| Stated task |
In the listing below, locate the lines that hold the string "Fundosa". Copy those lines.

____ Records provided

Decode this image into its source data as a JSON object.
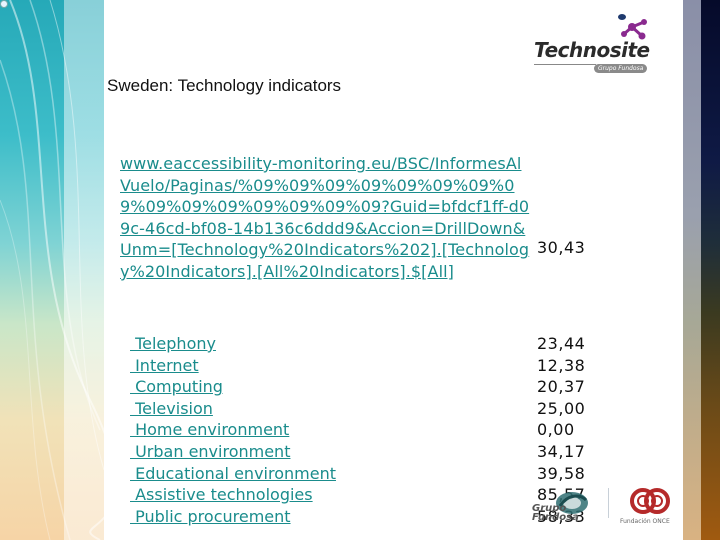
{
  "slide": {
    "title": "Sweden: Technology indicators",
    "logo_top": {
      "brand": "Technosite",
      "sub": "Grupo Fundosa"
    },
    "link": {
      "text": " www.eaccessibility-monitoring.eu/BSC/InformesAlVuelo/Paginas/%09%09%09%09%09%09%09%09%09%09%09%09%09%09%09?Guid=bfdcf1ff-d09c-46cd-bf08-14b136c6ddd9&Accion=DrillDown&Unm=[Technology%20Indicators%202].[Technology%20Indicators].[All%20Indicators].$[All]",
      "value": "30,43"
    },
    "indicators": [
      {
        "label": " Telephony",
        "value": "23,44"
      },
      {
        "label": " Internet",
        "value": "12,38"
      },
      {
        "label": " Computing",
        "value": "20,37"
      },
      {
        "label": " Television",
        "value": "25,00"
      },
      {
        "label": " Home environment",
        "value": "0,00"
      },
      {
        "label": " Urban environment",
        "value": "34,17"
      },
      {
        "label": " Educational environment",
        "value": "39,58"
      },
      {
        "label": " Assistive technologies",
        "value": "85,57"
      },
      {
        "label": " Public procurement",
        "value": "58,33"
      }
    ],
    "footer_logos": {
      "fundosa": "Grupo Fundosa",
      "once": "Fundación ONCE"
    },
    "colors": {
      "link": "#1a8c8c",
      "text": "#111111",
      "once_red": "#b52a2a",
      "technosite_purple": "#8a2a8f"
    }
  }
}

________

| Written solution |
      "sub": "Grupo Fundosa"
      "fundosa": "Grupo Fundosa",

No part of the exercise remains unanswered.